▶ **Задание 1**
Перепишите без изменений отрывок о первой тюремной камере на участке от слов «Но если ты прошёл» до слов «радостным словом мы.».

▶ **Выбранный фрагмент**
Но если ты прошёл весь поединок с безумием, все искусы одиночества и устоял – ты заслужил свою первую камеру! И теперь ты в ней заживишься душой.

И если ты быстро сдался, во всём уступил и предал всех – тоже ты теперь созрел для своей первой камеры; хотя для тебя же лучше не дожить бы до этого счастливого мига, а умереть победителем в подвале, не подписав ни листа.

Сейчас ты увидишь впервые – не врагов. Сейчас ты увидишь впервые – других живых[57], кто тоже идёт твоим путём и кого ты можешь объединить с собою радостным словом мы.

 

Да, это слово, которое ты, может быть, презирал на воле, когда им заменили твою личность («мы все как один!.. мы горячо негодуем!.. мы требуем!.. мы клянёмся!..»), – теперь открывается тебе как сладостное: ты не один на свете! Есть ещё мудрые духовные существа – люди!!

* * *

После четырёх суток моего поединка со следователем, дождавшись, чтоб я в своём ослепительном электрическом боксе лёг по отбою, надзиратель стал отпирать мою дверь. Я всё слышал, но прежде, чем он скажет: «Встаньте! На допрос!» – хотел ещё три сотых доли секунды лежать головой на подушке и воображать, что я сплю. Однако надзиратель сбился с заученного: «Встаньте! Соберите постель!»

Недоумевая и досадуя, потому что это было время самое драгоценное, я намотал портянки, надел сапоги, шинель, зимнюю шапку, охапкой обнял казённый матрас. Надзиратель на цыпочках, всё время делая мне знаки, чтоб я не шумел, повёл меня могильно-безшумным коридором четвёртого этажа Лубянки мимо стола корпусного, мимо зеркальных номерков камер и оливковых щитков, опущенных на глазки, и отпер мне камеру 67. Я вступил, он запер за мной тотчас.

Хотя после отбоя прошли каких-нибудь четверть часа, но у подследственных такое хрупкое ненадёжное время сна и так мало его, что жители 67-й камеры к моему приходу уже спали на металлических кроватях, положив руки поверх одеяла.

Разные притеснительные меры, в дополнение к старым тюремным, изобретались во внутренних тюрьмах ГПУ-НКВД-КГБ постепенно. Кто сидел тут в начале 20-х годов, не знали этой меры, да и свет на ночь тогда тушился, по-людски. Но свет стали держать с логическим обоснованием: чтобы видеть заключённых во всякую минуту ночи (а когда для осмотра зажигали, так было ещё хуже). Руки же велено было держать поверх одеяла якобы для того, чтобы заключённый не мог удавиться под одеялом и так уклониться от справедливого следствия. При опытной проверке оказалось, что человеку зимой всегда хочется руки спрятать, угреть – и потому мера окончательно утвердилась.

От звука отпираемой двери все трое вздрогнули и мгновенно подняли головы. Они тоже ждали, кого на допрос.

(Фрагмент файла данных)

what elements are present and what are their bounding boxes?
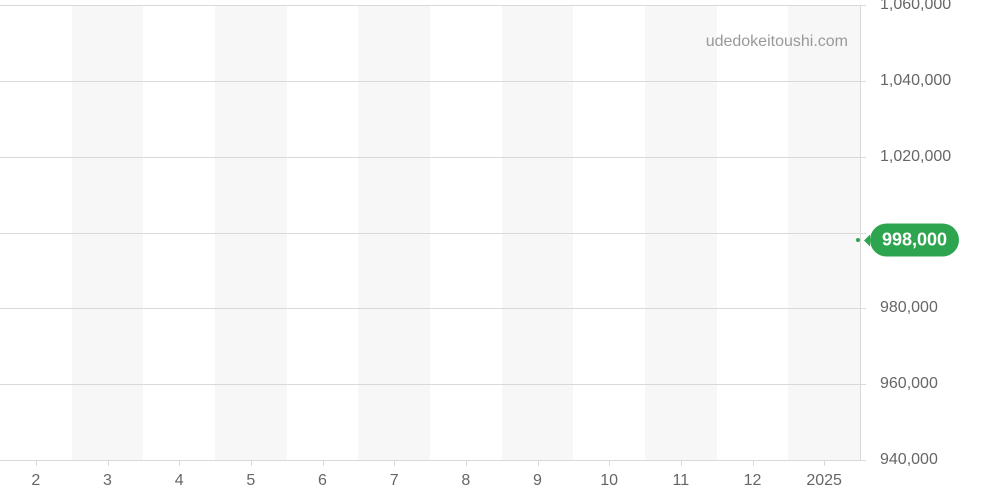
price-point bbox=[856, 238, 860, 242]
y-axis-label: 1,020,000 bbox=[880, 148, 951, 166]
x-tick bbox=[538, 460, 539, 466]
x-tick bbox=[466, 460, 467, 466]
x-axis-line bbox=[0, 460, 860, 461]
gridline bbox=[0, 233, 860, 234]
gridline bbox=[0, 308, 860, 309]
y-axis-label: 960,000 bbox=[880, 375, 938, 393]
x-axis-label: 10 bbox=[600, 472, 618, 490]
x-tick bbox=[323, 460, 324, 466]
x-tick bbox=[609, 460, 610, 466]
x-tick bbox=[179, 460, 180, 466]
x-tick bbox=[753, 460, 754, 466]
x-axis-label: 7 bbox=[390, 472, 399, 490]
x-tick bbox=[251, 460, 252, 466]
x-axis-label: 2025 bbox=[806, 472, 842, 490]
x-axis-label: 3 bbox=[103, 472, 112, 490]
x-axis-label: 8 bbox=[461, 472, 470, 490]
plot-area bbox=[0, 5, 860, 460]
x-axis-label: 2 bbox=[31, 472, 40, 490]
x-axis-label: 9 bbox=[533, 472, 542, 490]
y-axis-label: 940,000 bbox=[880, 451, 938, 469]
x-tick bbox=[394, 460, 395, 466]
x-tick bbox=[824, 460, 825, 466]
x-axis-label: 12 bbox=[744, 472, 762, 490]
gridline bbox=[0, 5, 860, 6]
y-axis-label: 1,060,000 bbox=[880, 0, 951, 14]
x-axis-label: 6 bbox=[318, 472, 327, 490]
x-tick bbox=[36, 460, 37, 466]
y-axis-line bbox=[860, 5, 861, 460]
x-axis-label: 11 bbox=[673, 472, 690, 490]
gridline bbox=[0, 157, 860, 158]
x-tick bbox=[681, 460, 682, 466]
x-axis-label: 4 bbox=[175, 472, 184, 490]
gridline bbox=[0, 81, 860, 82]
y-tick bbox=[860, 460, 866, 461]
current-price-badge: 998,000 bbox=[870, 224, 959, 257]
x-axis-label: 5 bbox=[246, 472, 255, 490]
y-axis-label: 980,000 bbox=[880, 299, 938, 317]
watermark: udedokeitoushi.com bbox=[706, 33, 848, 51]
price-chart: 940,000960,000980,0001,000,0001,020,0001… bbox=[0, 0, 1000, 500]
y-axis-label: 1,040,000 bbox=[880, 72, 951, 90]
gridline bbox=[0, 384, 860, 385]
x-tick bbox=[108, 460, 109, 466]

▶ **Задание 2**
Пожалуйста, продублируйте дословно строки данных от строки, содержащей «price-point bbox=[856, 238, 860, 242]», до строки, содержащей «y-axis-label: 960,000 bbox=[880, 375, 938, 393]», включая обе. Выведите только эти строки.

▶ **Результат 1**
Но если ты прошёл весь поединок с безумием, все искусы одиночества и устоял – ты заслужил свою первую камеру! И теперь ты в ней заживишься душой.

И если ты быстро сдался, во всём уступил и предал всех – тоже ты теперь созрел для своей первой камеры; хотя для тебя же лучше не дожить бы до этого счастливого мига, а умереть победителем в подвале, не подписав ни листа.

Сейчас ты увидишь впервые – не врагов. Сейчас ты увидишь впервые – других живых[57], кто тоже идёт твоим путём и кого ты можешь объединить с собою радостным словом мы.

▶ **Результат 2**
price-point bbox=[856, 238, 860, 242]
y-axis-label: 1,020,000 bbox=[880, 148, 951, 166]
x-tick bbox=[538, 460, 539, 466]
x-tick bbox=[466, 460, 467, 466]
x-axis-line bbox=[0, 460, 860, 461]
gridline bbox=[0, 233, 860, 234]
gridline bbox=[0, 308, 860, 309]
y-axis-label: 960,000 bbox=[880, 375, 938, 393]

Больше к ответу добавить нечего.